SOURCE PASSAGE
◆ ◆ ◆ ◆ ◆ ◆ ◆
Poder Latinx’s canvassers were fanning out to help eligible voters in Latino neighborhoods join the rolls or update their registrations. But the work of such groups, which often focus on young voters and voters of color, is getting harder in Florida and around the nation.
Since the 2020 election, at least six states have passed legislation cracking down on voter registration drives. Many groups view the laws — enacted by Republicans in Florida, Idaho, Kansas, Missouri, Montana and Tennessee — as an existential threat to their work, and several have shut down operations rather than risk financial penalties or prison time.
“It’s been a nightmare in every way,” said Davis Hammet of Loud Light in Kansas. His group halted voter registration efforts after a 2021 law imposed criminal penalties for impersonating an election official, something engagement organizations fear could be inadvertent. “If you’re charged with a felony, you lose your right to vote. So you could lose your right to vote for registering voters,” Hammet said.
In Florida, state legislators in 2022 upped the maximum fine a voter registration group could receive from $1,000 to $50,000. The next year, they boosted it again to $250,000. They also limited how and where organizations can return forms, and barred non-U.S. citizens and people with certain felonies from doing the work.
“These are rules that everybody needs to tighten up a little bit,” said Florida Rep. Rick Roth, a Republican who supported the changes. “You have to do it the right way. We don’t want any hiccups.”
Several Florida groups shut down their voter registration drives after the 2023 law. “As a consequence of all these threatening provisions, the League no longer collects paper voter registration applications,” said Cecile Scoon of the League of Women Voters of Florida. The League has registered tens of thousands of Floridians, but a $250,000 fine would be greater than its annual budget in recent years.
“We’re not as effective as we once were,” Scoon said.
State data shows that in the months after the Florida law took effect in 2023, registrations through drives fell by 95%, compared with the same months four years earlier.
Republican legislators in Florida cite concerns about fraud and trust in elections as reasons for the new restrictions. Voter registration groups have missed deadlines for returning applications in some cases, leaving potential voters ineligible for upcoming elections. And six canvassers were arrested in April 2023 after allegedly falsifying 58 voter registration applications in two counties. Yet a state investigator in Florida wrote that the people involved “were not part of an organized criminal conspiracy to corrupt the election process.” And there’s no broader indication of widespread fraud in voter registration drives across the country.
Americans can’t vote without being registered, except in North Dakota, and the registration process represents the largest barrier to casting a ballot for many potential voters. For over a century, voter registration drives have set up shop at parks, churches, grocery stores, campuses and community events to register eligible Americans.
These drives — with a long history stretching back to women’s suffrage and the Civil Rights movement — register some of the nation’s hardest-to-reach potential voters. They are especially key in states, like the six with new restrictions, that do not have automatic voter registration.
Advocates say many of the voters they register would be left out of the elections process otherwise. Black and Latino voters, along with naturalized citizens and people who didn’t graduate from high school, are more likely to rely on third-party voter registration efforts, according to census data.
◆ ◆ ◆ ◆ ◆ ◆ ◆
SET TASK 1
Repeat the part of the passage on voter registration drives from "Poder Latinx’s canvassers" up to and including "or prison time.".
The records that come next are unrelated to the passage on voter registration drives.
◆ ◆ ◆ ◆ ◆ ◆ ◆
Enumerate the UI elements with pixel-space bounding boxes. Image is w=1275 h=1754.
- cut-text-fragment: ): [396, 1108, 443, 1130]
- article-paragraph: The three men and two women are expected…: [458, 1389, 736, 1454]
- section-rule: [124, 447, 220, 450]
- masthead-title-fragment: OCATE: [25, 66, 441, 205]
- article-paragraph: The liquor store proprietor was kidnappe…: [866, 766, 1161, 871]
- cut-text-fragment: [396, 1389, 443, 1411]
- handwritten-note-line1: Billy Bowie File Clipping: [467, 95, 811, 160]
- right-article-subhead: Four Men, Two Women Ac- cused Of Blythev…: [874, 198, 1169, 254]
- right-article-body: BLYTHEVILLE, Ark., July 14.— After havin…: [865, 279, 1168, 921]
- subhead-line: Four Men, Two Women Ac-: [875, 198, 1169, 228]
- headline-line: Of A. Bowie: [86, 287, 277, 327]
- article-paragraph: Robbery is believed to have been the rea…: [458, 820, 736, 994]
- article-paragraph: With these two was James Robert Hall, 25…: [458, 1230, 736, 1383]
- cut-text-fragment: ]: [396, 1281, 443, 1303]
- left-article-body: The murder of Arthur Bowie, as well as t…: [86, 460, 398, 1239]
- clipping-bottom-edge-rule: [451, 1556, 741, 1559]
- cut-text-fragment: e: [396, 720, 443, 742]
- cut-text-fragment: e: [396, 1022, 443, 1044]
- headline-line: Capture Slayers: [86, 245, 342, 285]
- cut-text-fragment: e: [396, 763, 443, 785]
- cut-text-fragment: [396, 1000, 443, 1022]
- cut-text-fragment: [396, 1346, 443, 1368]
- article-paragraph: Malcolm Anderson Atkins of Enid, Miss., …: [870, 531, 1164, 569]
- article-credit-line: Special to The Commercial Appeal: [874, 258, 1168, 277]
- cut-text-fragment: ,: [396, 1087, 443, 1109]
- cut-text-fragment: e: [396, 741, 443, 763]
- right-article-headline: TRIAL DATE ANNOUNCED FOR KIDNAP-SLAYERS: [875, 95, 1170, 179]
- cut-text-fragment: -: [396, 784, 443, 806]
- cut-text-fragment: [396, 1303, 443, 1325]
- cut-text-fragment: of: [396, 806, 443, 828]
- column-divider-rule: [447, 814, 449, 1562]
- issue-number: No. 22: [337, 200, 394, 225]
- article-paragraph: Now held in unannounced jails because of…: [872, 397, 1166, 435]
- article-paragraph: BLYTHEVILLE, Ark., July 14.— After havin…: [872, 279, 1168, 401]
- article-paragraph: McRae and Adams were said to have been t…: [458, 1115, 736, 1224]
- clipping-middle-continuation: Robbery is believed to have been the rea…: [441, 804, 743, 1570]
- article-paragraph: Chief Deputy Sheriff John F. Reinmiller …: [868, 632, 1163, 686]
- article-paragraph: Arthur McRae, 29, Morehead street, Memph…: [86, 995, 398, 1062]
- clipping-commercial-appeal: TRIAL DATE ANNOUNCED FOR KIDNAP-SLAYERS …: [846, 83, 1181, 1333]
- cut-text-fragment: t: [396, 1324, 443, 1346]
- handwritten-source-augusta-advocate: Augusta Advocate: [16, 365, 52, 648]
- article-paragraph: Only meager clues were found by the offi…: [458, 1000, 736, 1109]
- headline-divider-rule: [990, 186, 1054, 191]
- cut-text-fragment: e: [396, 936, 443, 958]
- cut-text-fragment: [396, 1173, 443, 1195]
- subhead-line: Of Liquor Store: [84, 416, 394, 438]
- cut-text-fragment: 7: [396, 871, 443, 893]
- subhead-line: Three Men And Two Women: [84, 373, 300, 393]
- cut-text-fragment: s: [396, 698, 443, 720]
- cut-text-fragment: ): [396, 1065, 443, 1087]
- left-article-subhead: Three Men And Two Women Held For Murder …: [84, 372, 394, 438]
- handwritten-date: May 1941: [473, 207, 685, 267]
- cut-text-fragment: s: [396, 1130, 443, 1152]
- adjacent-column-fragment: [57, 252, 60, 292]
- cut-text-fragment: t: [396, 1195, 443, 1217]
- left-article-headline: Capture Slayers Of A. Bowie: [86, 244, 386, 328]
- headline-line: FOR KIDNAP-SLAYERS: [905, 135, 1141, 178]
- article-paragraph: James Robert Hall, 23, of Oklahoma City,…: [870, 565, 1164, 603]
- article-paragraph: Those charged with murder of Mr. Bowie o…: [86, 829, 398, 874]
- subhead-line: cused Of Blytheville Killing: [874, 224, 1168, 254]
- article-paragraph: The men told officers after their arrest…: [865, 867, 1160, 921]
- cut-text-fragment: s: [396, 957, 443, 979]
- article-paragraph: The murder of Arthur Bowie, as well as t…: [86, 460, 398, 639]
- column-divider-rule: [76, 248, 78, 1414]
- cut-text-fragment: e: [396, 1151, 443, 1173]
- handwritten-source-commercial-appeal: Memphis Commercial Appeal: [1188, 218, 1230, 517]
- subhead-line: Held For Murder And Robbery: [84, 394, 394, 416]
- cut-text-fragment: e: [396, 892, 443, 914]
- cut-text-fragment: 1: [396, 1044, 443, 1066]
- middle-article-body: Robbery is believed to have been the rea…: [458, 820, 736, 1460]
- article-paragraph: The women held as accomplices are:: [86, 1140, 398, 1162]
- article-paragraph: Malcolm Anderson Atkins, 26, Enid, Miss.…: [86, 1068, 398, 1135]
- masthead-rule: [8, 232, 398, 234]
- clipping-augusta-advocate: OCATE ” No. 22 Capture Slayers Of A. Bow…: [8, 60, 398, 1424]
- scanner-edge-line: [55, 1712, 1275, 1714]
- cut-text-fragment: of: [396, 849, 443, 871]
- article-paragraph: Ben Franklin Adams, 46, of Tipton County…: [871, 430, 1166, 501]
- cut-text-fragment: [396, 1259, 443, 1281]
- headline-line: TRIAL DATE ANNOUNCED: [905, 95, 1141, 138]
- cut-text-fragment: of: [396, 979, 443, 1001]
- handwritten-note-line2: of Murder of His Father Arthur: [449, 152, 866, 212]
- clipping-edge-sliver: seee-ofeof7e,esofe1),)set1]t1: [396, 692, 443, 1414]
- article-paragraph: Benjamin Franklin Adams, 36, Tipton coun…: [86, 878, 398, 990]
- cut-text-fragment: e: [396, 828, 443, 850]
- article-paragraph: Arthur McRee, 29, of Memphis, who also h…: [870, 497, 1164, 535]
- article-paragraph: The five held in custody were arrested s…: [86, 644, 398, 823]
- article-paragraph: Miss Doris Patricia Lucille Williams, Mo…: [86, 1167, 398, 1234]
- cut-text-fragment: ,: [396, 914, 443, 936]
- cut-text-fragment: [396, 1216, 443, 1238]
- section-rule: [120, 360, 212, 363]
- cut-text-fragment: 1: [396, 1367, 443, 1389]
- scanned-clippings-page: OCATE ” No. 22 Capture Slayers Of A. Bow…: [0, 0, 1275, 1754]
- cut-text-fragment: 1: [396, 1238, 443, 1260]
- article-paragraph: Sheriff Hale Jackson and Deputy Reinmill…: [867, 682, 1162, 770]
◆ ◆ ◆ ◆ ◆ ◆ ◆
SET TASK 2
Rewrite the records from the first line up to and including the line with "- cut-text-fragment: [396, 1389, 443, 1411]", replacing "article-paragraph" with "text-block" and leaving everything else unchanged.

FULL RESPONSE 1
Poder Latinx’s canvassers were fanning out to help eligible voters in Latino neighborhoods join the rolls or update their registrations. But the work of such groups, which often focus on young voters and voters of color, is getting harder in Florida and around the nation.
Since the 2020 election, at least six states have passed legislation cracking down on voter registration drives. Many groups view the laws — enacted by Republicans in Florida, Idaho, Kansas, Missouri, Montana and Tennessee — as an existential threat to their work, and several have shut down operations rather than risk financial penalties or prison time.

FULL RESPONSE 2
Enumerate the UI elements with pixel-space bounding boxes. Image is w=1275 h=1754.
- cut-text-fragment: ): [396, 1108, 443, 1130]
- text-block: The three men and two women are expected…: [458, 1389, 736, 1454]
- section-rule: [124, 447, 220, 450]
- masthead-title-fragment: OCATE: [25, 66, 441, 205]
- text-block: The liquor store proprietor was kidnappe…: [866, 766, 1161, 871]
- cut-text-fragment: [396, 1389, 443, 1411]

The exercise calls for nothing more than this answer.